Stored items

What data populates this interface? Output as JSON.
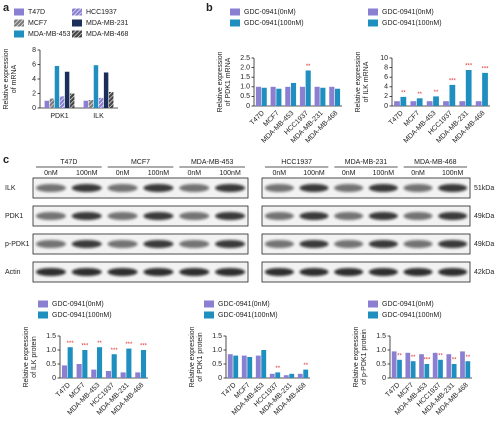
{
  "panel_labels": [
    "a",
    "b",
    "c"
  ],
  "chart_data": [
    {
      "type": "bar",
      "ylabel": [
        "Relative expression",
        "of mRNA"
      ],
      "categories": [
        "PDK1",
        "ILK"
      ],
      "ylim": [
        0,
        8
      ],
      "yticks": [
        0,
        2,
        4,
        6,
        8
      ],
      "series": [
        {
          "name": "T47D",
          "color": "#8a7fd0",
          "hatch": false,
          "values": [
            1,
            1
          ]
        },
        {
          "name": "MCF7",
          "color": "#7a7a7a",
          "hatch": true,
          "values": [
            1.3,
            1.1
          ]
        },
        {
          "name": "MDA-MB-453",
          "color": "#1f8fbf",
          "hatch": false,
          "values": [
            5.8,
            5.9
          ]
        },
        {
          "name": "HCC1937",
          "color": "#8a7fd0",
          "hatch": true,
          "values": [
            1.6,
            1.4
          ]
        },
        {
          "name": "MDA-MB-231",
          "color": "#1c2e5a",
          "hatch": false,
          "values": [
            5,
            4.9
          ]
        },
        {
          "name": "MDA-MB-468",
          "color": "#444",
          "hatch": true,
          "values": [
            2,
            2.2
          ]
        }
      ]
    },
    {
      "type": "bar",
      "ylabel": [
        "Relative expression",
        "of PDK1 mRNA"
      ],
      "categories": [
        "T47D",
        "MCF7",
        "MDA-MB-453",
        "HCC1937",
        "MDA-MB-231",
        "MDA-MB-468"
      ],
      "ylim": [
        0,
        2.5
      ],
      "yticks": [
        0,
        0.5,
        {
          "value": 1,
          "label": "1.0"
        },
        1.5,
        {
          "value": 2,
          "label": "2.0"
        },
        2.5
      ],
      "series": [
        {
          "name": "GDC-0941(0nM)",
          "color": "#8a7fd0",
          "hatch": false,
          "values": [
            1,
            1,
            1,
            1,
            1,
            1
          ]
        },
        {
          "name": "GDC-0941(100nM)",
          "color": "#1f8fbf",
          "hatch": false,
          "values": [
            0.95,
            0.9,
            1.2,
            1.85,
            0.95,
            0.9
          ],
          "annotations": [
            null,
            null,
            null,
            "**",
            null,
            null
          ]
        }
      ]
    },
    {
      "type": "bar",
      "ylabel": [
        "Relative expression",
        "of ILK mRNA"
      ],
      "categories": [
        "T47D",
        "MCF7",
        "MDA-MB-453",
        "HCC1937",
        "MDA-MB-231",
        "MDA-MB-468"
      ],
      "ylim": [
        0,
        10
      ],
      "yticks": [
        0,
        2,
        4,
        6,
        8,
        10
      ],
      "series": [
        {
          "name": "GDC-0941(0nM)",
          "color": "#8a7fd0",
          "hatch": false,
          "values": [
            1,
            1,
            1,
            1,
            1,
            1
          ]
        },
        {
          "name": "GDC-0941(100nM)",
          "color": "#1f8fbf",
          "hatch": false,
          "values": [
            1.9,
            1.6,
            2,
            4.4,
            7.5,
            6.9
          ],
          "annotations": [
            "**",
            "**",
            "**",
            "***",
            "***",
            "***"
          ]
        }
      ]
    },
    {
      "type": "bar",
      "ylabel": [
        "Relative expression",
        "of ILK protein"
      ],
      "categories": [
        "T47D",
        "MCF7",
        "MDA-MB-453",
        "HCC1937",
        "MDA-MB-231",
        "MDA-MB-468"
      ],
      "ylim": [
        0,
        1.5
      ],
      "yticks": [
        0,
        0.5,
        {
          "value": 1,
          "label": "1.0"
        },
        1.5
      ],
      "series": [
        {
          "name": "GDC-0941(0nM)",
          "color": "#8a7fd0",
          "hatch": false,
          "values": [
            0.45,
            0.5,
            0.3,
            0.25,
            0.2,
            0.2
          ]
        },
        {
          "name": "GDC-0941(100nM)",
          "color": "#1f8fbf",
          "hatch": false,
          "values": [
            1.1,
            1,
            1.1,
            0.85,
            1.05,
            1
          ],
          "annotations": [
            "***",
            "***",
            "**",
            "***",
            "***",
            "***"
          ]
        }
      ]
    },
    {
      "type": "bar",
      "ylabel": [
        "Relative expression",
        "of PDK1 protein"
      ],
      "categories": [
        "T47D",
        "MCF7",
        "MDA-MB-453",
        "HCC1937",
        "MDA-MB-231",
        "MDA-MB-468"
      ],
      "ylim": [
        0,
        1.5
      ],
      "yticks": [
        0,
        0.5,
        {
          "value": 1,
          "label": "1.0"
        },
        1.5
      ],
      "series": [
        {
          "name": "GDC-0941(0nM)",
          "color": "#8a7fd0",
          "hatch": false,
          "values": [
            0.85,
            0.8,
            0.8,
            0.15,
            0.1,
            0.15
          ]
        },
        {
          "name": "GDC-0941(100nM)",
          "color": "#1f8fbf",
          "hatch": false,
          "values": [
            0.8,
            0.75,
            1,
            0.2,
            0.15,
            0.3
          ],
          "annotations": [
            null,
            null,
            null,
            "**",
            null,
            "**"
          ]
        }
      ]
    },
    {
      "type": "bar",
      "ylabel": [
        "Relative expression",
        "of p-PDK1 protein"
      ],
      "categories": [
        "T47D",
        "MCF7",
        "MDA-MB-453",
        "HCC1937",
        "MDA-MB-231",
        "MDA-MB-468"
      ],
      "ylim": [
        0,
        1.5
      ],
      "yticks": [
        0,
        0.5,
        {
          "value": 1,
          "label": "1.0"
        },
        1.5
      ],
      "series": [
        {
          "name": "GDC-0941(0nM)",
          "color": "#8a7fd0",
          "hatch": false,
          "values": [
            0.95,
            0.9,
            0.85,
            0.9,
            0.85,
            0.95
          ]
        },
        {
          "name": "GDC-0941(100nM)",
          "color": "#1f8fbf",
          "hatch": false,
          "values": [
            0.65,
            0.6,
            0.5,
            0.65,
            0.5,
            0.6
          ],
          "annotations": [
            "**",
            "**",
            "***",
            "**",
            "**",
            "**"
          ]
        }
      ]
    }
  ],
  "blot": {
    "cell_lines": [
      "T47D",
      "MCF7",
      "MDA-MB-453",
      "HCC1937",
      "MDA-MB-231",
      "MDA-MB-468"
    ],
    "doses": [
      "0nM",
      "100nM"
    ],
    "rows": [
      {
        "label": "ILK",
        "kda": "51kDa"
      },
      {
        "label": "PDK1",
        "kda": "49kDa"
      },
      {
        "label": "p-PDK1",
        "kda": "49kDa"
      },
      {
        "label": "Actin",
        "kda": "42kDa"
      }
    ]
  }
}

→ **Assignment**
Print out the records in full and exactly, dropping every picture.

→ **Solution to this exercise**
What data populates this interface? Output as JSON.
{
  "panel_labels": [
    "a",
    "b",
    "c"
  ],
  "chart_data": [
    {
      "type": "bar",
      "ylabel": [
        "Relative expression",
        "of mRNA"
      ],
      "categories": [
        "PDK1",
        "ILK"
      ],
      "ylim": [
        0,
        8
      ],
      "yticks": [
        0,
        2,
        4,
        6,
        8
      ],
      "series": [
        {
          "name": "T47D",
          "color": "#8a7fd0",
          "hatch": false,
          "values": [
            1,
            1
          ]
        },
        {
          "name": "MCF7",
          "color": "#7a7a7a",
          "hatch": true,
          "values": [
            1.3,
            1.1
          ]
        },
        {
          "name": "MDA-MB-453",
          "color": "#1f8fbf",
          "hatch": false,
          "values": [
            5.8,
            5.9
          ]
        },
        {
          "name": "HCC1937",
          "color": "#8a7fd0",
          "hatch": true,
          "values": [
            1.6,
            1.4
          ]
        },
        {
          "name": "MDA-MB-231",
          "color": "#1c2e5a",
          "hatch": false,
          "values": [
            5,
            4.9
          ]
        },
        {
          "name": "MDA-MB-468",
          "color": "#444",
          "hatch": true,
          "values": [
            2,
            2.2
          ]
        }
      ]
    },
    {
      "type": "bar",
      "ylabel": [
        "Relative expression",
        "of PDK1 mRNA"
      ],
      "categories": [
        "T47D",
        "MCF7",
        "MDA-MB-453",
        "HCC1937",
        "MDA-MB-231",
        "MDA-MB-468"
      ],
      "ylim": [
        0,
        2.5
      ],
      "yticks": [
        0,
        0.5,
        {
          "value": 1,
          "label": "1.0"
        },
        1.5,
        {
          "value": 2,
          "label": "2.0"
        },
        2.5
      ],
      "series": [
        {
          "name": "GDC-0941(0nM)",
          "color": "#8a7fd0",
          "hatch": false,
          "values": [
            1,
            1,
            1,
            1,
            1,
            1
          ]
        },
        {
          "name": "GDC-0941(100nM)",
          "color": "#1f8fbf",
          "hatch": false,
          "values": [
            0.95,
            0.9,
            1.2,
            1.85,
            0.95,
            0.9
          ],
          "annotations": [
            null,
            null,
            null,
            "**",
            null,
            null
          ]
        }
      ]
    },
    {
      "type": "bar",
      "ylabel": [
        "Relative expression",
        "of ILK mRNA"
      ],
      "categories": [
        "T47D",
        "MCF7",
        "MDA-MB-453",
        "HCC1937",
        "MDA-MB-231",
        "MDA-MB-468"
      ],
      "ylim": [
        0,
        10
      ],
      "yticks": [
        0,
        2,
        4,
        6,
        8,
        10
      ],
      "series": [
        {
          "name": "GDC-0941(0nM)",
          "color": "#8a7fd0",
          "hatch": false,
          "values": [
            1,
            1,
            1,
            1,
            1,
            1
          ]
        },
        {
          "name": "GDC-0941(100nM)",
          "color": "#1f8fbf",
          "hatch": false,
          "values": [
            1.9,
            1.6,
            2,
            4.4,
            7.5,
            6.9
          ],
          "annotations": [
            "**",
            "**",
            "**",
            "***",
            "***",
            "***"
          ]
        }
      ]
    },
    {
      "type": "bar",
      "ylabel": [
        "Relative expression",
        "of ILK protein"
      ],
      "categories": [
        "T47D",
        "MCF7",
        "MDA-MB-453",
        "HCC1937",
        "MDA-MB-231",
        "MDA-MB-468"
      ],
      "ylim": [
        0,
        1.5
      ],
      "yticks": [
        0,
        0.5,
        {
          "value": 1,
          "label": "1.0"
        },
        1.5
      ],
      "series": [
        {
          "name": "GDC-0941(0nM)",
          "color": "#8a7fd0",
          "hatch": false,
          "values": [
            0.45,
            0.5,
            0.3,
            0.25,
            0.2,
            0.2
          ]
        },
        {
          "name": "GDC-0941(100nM)",
          "color": "#1f8fbf",
          "hatch": false,
          "values": [
            1.1,
            1,
            1.1,
            0.85,
            1.05,
            1
          ],
          "annotations": [
            "***",
            "***",
            "**",
            "***",
            "***",
            "***"
          ]
        }
      ]
    },
    {
      "type": "bar",
      "ylabel": [
        "Relative expression",
        "of PDK1 protein"
      ],
      "categories": [
        "T47D",
        "MCF7",
        "MDA-MB-453",
        "HCC1937",
        "MDA-MB-231",
        "MDA-MB-468"
      ],
      "ylim": [
        0,
        1.5
      ],
      "yticks": [
        0,
        0.5,
        {
          "value": 1,
          "label": "1.0"
        },
        1.5
      ],
      "series": [
        {
          "name": "GDC-0941(0nM)",
          "color": "#8a7fd0",
          "hatch": false,
          "values": [
            0.85,
            0.8,
            0.8,
            0.15,
            0.1,
            0.15
          ]
        },
        {
          "name": "GDC-0941(100nM)",
          "color": "#1f8fbf",
          "hatch": false,
          "values": [
            0.8,
            0.75,
            1,
            0.2,
            0.15,
            0.3
          ],
          "annotations": [
            null,
            null,
            null,
            "**",
            null,
            "**"
          ]
        }
      ]
    },
    {
      "type": "bar",
      "ylabel": [
        "Relative expression",
        "of p-PDK1 protein"
      ],
      "categories": [
        "T47D",
        "MCF7",
        "MDA-MB-453",
        "HCC1937",
        "MDA-MB-231",
        "MDA-MB-468"
      ],
      "ylim": [
        0,
        1.5
      ],
      "yticks": [
        0,
        0.5,
        {
          "value": 1,
          "label": "1.0"
        },
        1.5
      ],
      "series": [
        {
          "name": "GDC-0941(0nM)",
          "color": "#8a7fd0",
          "hatch": false,
          "values": [
            0.95,
            0.9,
            0.85,
            0.9,
            0.85,
            0.95
          ]
        },
        {
          "name": "GDC-0941(100nM)",
          "color": "#1f8fbf",
          "hatch": false,
          "values": [
            0.65,
            0.6,
            0.5,
            0.65,
            0.5,
            0.6
          ],
          "annotations": [
            "**",
            "**",
            "***",
            "**",
            "**",
            "**"
          ]
        }
      ]
    }
  ],
  "blot": {
    "cell_lines": [
      "T47D",
      "MCF7",
      "MDA-MB-453",
      "HCC1937",
      "MDA-MB-231",
      "MDA-MB-468"
    ],
    "doses": [
      "0nM",
      "100nM"
    ],
    "rows": [
      {
        "label": "ILK",
        "kda": "51kDa"
      },
      {
        "label": "PDK1",
        "kda": "49kDa"
      },
      {
        "label": "p-PDK1",
        "kda": "49kDa"
      },
      {
        "label": "Actin",
        "kda": "42kDa"
      }
    ]
  }
}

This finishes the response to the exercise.